* [Exercise objective] Each line of the material below that holds the word "Schnee" needs to be copied.

--- START ---

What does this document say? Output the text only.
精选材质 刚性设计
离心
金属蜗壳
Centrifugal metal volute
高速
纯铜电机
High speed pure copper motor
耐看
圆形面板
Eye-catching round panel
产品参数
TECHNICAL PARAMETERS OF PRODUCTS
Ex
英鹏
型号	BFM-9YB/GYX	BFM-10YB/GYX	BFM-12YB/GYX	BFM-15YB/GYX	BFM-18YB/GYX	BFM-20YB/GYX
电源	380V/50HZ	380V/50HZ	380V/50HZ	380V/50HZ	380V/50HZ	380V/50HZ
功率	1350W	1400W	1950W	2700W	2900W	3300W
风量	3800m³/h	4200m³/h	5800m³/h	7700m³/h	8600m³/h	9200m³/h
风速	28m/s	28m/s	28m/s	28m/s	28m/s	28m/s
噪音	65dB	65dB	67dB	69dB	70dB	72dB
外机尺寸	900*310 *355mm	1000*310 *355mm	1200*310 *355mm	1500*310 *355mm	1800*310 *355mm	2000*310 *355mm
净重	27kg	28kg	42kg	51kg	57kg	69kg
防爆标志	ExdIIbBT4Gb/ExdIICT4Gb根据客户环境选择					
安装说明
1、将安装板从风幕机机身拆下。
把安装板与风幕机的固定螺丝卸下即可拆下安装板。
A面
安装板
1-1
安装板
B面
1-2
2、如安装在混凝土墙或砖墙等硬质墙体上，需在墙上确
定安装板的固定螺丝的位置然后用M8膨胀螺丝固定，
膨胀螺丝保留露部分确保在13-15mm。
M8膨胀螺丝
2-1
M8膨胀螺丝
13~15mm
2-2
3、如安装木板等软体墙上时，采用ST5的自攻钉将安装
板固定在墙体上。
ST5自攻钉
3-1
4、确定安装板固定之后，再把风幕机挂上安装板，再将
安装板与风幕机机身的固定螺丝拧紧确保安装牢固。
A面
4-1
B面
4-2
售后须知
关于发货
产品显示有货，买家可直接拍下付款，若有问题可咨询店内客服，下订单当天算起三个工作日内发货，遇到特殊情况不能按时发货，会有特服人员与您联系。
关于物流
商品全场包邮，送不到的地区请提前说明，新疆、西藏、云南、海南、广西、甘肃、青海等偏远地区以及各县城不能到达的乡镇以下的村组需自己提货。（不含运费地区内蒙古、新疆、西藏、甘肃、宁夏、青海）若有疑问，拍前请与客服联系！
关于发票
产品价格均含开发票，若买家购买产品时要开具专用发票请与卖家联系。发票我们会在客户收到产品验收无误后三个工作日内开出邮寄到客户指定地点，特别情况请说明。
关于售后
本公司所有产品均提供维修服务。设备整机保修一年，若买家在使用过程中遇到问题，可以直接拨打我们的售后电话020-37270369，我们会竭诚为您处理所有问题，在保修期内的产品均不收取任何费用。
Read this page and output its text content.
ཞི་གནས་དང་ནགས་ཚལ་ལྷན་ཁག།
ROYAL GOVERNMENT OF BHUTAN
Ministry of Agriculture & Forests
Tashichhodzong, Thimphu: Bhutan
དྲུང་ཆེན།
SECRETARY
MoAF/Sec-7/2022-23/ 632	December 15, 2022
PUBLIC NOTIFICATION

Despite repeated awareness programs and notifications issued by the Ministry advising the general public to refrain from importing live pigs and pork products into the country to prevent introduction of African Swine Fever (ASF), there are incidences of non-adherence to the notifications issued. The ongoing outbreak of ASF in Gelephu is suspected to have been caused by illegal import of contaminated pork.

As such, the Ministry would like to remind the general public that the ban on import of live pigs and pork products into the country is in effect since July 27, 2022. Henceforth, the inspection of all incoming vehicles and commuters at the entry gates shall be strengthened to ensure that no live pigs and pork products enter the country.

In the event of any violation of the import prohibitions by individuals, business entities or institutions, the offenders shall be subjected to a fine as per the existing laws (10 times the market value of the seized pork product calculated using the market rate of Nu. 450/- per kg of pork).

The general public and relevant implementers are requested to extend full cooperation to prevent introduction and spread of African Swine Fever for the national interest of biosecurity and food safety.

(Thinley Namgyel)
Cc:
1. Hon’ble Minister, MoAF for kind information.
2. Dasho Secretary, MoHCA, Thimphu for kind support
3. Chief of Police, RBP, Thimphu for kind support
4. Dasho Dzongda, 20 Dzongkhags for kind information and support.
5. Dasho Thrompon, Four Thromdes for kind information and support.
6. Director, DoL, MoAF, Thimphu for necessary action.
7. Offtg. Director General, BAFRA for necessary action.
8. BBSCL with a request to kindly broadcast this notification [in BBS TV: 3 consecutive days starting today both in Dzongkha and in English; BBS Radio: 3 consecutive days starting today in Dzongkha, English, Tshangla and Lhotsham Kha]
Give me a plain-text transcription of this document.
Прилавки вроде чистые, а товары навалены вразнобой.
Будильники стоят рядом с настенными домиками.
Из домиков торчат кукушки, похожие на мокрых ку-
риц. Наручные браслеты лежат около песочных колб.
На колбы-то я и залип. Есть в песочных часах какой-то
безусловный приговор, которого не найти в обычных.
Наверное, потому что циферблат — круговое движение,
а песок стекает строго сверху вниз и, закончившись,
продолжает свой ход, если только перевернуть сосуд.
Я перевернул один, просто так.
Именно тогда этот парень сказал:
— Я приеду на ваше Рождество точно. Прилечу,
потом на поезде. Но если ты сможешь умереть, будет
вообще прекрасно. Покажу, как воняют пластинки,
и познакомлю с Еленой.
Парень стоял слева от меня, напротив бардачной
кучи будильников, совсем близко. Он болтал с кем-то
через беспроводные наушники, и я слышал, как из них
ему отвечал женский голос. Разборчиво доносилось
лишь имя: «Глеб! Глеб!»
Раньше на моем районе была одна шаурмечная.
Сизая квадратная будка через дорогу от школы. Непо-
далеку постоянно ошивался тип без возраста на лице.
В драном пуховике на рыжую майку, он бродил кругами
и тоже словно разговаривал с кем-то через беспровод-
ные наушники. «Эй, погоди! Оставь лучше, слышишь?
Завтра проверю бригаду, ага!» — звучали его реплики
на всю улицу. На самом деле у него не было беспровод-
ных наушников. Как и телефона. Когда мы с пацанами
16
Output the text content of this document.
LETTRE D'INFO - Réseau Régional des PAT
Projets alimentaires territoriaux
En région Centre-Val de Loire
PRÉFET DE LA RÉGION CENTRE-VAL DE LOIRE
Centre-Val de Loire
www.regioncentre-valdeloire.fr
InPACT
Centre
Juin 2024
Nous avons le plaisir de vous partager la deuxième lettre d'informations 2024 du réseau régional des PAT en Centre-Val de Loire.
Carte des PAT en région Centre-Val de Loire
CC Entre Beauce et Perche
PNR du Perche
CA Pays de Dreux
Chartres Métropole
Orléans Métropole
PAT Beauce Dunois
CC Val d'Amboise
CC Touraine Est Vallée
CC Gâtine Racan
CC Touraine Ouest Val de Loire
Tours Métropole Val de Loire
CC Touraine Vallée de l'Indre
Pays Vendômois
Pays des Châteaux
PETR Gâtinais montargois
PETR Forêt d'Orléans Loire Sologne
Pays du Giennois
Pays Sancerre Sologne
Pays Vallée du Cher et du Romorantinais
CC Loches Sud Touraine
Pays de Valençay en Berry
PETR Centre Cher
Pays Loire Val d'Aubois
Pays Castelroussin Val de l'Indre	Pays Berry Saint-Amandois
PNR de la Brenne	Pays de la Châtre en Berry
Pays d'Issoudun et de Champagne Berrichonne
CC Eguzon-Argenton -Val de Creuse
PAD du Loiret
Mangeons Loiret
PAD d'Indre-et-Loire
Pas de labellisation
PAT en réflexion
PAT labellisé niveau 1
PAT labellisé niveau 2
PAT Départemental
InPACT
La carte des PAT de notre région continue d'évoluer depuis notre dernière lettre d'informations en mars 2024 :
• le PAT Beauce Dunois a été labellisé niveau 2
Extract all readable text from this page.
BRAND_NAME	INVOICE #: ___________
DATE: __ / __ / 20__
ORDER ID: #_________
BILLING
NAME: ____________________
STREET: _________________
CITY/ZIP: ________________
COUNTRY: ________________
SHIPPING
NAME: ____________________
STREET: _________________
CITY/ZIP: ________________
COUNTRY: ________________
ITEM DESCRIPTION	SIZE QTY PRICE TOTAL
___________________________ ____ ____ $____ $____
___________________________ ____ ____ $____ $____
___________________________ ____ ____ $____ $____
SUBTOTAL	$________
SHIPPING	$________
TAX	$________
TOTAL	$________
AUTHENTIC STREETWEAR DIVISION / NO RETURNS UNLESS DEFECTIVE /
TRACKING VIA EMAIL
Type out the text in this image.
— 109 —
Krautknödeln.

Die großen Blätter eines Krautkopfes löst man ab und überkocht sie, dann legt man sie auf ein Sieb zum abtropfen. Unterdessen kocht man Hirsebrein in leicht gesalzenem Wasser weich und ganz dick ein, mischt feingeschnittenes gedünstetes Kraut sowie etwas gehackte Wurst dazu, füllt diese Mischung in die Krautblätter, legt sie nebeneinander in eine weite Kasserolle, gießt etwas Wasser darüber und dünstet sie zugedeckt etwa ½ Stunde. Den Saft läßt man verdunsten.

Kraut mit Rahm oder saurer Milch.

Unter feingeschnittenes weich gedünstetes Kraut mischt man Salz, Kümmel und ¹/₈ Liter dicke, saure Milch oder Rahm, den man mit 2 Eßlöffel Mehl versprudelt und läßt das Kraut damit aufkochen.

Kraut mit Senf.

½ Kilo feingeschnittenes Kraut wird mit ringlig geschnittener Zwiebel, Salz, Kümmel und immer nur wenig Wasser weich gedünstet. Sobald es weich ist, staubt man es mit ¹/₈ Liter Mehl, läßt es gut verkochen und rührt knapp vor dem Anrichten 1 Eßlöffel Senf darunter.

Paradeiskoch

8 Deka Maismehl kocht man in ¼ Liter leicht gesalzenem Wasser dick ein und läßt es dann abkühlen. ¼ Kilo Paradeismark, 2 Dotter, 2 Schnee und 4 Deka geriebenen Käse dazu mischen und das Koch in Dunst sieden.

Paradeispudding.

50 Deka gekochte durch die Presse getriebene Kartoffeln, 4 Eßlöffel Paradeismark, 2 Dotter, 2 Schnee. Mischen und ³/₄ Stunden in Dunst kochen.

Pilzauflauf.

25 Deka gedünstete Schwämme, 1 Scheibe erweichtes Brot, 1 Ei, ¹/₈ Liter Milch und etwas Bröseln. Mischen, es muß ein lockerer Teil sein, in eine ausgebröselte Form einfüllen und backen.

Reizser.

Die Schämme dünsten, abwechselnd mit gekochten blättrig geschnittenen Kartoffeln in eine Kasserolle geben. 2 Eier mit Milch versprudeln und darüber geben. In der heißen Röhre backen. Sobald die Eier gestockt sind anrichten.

--- END ---

* [The result]
8 Deka Maismehl kocht man in ¼ Liter leicht gesalzenem Wasser dick ein und läßt es dann abkühlen. ¼ Kilo Paradeismark, 2 Dotter, 2 Schnee und 4 Deka geriebenen Käse dazu mischen und das Koch in Dunst sieden.
50 Deka gekochte durch die Presse getriebene Kartoffeln, 4 Eßlöffel Paradeismark, 2 Dotter, 2 Schnee. Mischen und ³/₄ Stunden in Dunst kochen.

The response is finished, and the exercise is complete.